__DATASET EXTRACT__.
------------------------------

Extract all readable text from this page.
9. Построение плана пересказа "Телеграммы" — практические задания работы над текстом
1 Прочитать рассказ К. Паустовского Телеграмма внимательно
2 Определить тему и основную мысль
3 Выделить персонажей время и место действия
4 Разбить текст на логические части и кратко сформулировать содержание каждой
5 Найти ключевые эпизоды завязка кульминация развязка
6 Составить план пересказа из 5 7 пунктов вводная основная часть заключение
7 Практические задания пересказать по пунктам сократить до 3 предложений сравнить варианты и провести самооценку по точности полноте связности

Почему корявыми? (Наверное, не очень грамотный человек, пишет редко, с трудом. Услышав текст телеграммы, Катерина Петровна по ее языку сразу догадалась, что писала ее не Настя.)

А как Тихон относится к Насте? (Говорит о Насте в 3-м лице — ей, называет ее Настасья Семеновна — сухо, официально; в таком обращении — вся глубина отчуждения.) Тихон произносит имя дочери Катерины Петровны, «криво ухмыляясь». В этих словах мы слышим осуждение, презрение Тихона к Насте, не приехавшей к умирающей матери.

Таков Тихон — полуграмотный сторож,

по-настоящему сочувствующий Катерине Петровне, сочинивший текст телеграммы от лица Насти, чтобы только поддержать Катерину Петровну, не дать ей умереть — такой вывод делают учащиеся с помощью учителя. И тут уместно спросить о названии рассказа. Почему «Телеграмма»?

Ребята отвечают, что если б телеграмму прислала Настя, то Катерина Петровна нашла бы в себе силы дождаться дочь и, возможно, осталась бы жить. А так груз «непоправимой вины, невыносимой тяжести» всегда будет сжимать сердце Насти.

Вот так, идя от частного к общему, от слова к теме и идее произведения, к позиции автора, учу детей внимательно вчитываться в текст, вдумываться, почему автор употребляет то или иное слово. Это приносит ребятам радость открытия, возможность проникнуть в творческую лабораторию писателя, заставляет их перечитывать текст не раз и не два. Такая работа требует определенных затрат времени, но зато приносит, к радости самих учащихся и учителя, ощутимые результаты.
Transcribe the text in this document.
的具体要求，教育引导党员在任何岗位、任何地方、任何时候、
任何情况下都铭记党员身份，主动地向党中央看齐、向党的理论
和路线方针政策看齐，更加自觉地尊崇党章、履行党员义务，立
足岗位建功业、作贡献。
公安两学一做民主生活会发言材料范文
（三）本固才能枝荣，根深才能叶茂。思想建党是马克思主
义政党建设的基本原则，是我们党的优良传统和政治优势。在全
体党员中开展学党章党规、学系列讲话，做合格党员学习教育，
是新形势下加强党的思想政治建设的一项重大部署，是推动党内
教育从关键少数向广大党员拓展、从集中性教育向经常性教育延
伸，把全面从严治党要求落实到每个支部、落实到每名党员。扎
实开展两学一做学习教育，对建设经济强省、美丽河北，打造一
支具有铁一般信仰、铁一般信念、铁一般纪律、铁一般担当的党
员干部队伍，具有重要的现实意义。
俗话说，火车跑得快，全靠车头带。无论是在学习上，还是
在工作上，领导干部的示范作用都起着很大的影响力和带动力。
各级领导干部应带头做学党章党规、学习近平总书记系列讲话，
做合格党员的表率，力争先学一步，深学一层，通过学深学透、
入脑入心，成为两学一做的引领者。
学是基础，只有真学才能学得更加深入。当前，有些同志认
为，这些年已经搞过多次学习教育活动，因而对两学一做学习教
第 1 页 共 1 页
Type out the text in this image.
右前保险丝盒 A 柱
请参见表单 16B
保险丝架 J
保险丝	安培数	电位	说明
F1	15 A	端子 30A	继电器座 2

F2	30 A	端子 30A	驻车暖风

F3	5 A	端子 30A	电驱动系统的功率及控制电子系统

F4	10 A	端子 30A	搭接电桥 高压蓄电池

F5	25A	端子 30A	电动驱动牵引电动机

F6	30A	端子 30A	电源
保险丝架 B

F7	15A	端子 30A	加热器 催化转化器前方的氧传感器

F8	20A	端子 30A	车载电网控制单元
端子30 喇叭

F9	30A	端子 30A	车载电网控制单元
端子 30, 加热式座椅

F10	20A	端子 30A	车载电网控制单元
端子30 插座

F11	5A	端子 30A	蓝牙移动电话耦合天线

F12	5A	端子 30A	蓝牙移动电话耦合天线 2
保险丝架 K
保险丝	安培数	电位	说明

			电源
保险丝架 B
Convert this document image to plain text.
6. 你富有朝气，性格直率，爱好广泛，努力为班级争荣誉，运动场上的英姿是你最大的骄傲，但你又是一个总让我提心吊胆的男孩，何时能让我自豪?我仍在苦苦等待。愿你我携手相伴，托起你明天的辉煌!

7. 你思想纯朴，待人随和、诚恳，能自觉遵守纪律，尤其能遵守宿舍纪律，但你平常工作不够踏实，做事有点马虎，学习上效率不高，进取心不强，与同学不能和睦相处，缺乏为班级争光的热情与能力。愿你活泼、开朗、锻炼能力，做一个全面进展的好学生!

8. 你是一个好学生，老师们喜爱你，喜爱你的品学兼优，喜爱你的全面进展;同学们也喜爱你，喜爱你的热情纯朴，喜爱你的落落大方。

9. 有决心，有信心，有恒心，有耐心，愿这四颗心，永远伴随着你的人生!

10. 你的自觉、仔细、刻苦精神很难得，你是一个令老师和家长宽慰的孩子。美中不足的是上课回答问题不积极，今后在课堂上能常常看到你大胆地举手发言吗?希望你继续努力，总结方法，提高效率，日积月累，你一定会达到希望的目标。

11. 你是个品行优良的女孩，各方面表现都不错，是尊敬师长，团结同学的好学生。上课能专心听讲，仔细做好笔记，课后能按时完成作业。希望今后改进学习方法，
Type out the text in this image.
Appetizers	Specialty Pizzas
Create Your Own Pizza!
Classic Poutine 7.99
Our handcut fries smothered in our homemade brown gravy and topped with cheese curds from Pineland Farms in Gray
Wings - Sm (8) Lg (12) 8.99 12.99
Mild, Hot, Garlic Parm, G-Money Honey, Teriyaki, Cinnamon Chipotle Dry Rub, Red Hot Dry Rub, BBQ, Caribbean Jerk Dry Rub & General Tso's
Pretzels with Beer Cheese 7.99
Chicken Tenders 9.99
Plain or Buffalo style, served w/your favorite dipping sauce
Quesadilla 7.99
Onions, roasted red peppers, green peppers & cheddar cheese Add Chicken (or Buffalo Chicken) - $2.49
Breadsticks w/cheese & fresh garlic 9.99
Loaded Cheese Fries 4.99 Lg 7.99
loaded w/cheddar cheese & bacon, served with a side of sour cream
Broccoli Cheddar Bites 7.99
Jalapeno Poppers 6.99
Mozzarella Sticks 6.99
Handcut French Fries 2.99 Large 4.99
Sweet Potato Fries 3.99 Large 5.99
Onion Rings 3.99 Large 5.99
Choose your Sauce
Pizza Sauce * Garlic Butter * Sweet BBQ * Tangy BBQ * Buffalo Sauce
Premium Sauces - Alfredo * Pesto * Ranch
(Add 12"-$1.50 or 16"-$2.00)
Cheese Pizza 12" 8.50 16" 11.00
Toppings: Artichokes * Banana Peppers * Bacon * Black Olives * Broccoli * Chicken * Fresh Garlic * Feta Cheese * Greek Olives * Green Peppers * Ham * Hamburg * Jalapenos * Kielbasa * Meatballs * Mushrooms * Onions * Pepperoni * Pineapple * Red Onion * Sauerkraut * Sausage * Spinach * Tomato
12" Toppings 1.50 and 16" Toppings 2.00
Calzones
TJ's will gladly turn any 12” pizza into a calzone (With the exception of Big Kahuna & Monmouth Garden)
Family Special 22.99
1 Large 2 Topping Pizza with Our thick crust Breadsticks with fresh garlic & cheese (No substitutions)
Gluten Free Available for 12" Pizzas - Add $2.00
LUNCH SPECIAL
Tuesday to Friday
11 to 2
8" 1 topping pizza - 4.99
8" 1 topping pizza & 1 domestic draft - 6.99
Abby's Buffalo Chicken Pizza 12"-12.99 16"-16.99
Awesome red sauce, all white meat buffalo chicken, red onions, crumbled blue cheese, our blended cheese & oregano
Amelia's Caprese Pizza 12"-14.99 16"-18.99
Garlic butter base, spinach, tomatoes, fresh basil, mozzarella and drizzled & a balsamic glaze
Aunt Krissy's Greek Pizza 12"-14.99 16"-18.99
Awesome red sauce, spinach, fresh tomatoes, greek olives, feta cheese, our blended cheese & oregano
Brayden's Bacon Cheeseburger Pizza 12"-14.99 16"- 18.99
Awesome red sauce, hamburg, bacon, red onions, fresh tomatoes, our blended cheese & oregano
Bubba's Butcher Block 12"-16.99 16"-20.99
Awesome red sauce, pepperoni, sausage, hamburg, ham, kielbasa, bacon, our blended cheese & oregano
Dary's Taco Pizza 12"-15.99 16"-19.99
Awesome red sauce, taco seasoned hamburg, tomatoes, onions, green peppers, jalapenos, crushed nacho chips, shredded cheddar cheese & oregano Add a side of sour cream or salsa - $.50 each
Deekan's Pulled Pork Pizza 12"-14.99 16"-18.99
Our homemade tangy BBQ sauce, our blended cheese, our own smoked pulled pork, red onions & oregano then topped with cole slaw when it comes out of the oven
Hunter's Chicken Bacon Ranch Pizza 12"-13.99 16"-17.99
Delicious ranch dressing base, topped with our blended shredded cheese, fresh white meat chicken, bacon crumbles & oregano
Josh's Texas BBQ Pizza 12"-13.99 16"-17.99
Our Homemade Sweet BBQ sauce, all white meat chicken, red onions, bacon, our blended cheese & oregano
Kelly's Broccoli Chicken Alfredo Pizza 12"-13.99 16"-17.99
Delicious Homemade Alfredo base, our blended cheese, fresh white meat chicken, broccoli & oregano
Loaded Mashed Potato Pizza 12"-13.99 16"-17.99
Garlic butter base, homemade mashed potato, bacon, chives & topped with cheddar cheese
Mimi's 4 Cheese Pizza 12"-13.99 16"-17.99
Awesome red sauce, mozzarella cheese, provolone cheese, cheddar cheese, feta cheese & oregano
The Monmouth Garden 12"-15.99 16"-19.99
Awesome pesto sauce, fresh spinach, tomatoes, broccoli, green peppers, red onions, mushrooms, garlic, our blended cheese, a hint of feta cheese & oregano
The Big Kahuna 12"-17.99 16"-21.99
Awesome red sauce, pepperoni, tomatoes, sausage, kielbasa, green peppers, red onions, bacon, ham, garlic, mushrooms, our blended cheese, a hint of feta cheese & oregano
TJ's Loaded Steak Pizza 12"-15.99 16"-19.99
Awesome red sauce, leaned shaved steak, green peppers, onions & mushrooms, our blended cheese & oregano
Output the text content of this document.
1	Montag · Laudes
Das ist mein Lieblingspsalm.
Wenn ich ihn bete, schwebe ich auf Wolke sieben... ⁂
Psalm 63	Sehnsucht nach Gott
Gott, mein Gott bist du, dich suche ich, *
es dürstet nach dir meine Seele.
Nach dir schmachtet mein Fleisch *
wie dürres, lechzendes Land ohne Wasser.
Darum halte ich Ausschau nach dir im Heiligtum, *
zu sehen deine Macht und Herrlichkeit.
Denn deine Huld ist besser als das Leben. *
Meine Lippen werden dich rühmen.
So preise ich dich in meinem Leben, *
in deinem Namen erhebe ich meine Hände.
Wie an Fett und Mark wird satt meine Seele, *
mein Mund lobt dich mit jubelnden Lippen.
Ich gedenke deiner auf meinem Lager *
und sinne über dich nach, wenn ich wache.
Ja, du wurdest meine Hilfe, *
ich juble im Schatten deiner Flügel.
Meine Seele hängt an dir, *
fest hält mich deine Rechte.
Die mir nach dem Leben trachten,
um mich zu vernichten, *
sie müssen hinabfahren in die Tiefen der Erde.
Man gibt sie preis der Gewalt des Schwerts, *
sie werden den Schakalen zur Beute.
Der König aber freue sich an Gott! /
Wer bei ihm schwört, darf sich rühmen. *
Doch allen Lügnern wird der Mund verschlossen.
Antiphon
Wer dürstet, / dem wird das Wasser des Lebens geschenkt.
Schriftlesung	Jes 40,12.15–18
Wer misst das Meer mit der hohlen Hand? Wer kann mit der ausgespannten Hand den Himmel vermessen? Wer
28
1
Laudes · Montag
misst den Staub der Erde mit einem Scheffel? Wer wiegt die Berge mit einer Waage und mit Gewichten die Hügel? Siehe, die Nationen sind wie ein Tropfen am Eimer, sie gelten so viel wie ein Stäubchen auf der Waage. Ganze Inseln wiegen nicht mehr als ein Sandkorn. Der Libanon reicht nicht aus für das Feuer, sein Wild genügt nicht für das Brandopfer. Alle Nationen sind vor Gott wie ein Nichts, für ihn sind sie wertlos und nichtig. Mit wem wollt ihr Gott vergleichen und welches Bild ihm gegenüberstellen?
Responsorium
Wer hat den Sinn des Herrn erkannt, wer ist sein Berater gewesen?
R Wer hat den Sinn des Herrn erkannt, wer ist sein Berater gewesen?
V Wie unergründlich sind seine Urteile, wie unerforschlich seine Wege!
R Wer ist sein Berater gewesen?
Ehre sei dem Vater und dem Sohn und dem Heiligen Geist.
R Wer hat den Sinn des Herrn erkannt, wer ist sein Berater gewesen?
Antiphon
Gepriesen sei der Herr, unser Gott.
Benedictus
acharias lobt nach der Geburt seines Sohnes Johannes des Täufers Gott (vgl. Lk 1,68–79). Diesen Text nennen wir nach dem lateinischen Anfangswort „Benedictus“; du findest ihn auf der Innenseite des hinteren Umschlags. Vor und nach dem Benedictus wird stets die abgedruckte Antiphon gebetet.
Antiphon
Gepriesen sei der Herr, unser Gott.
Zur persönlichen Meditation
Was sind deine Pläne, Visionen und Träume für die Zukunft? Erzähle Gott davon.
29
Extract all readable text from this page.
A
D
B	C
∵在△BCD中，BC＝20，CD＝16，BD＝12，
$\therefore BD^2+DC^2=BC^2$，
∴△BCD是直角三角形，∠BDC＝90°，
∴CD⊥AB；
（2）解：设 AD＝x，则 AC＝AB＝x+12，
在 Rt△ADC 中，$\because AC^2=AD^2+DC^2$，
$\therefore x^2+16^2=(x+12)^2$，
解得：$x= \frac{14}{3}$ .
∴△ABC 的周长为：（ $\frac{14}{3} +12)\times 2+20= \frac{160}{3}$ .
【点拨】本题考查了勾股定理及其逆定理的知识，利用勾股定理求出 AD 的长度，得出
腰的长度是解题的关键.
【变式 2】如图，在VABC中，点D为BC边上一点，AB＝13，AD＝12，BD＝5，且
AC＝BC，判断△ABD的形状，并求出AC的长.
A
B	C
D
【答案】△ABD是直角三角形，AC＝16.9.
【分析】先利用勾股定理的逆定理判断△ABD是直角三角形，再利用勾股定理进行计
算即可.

------------------------------

__EXERCISE BRIEF__. Which lines above hold the word "frac"? Copy each of them.

__OUTPUT OF THE TASK__.
解得：$x= \frac{14}{3}$ .
∴△ABC 的周长为：（ $\frac{14}{3} +12)\times 2+20= \frac{160}{3}$ .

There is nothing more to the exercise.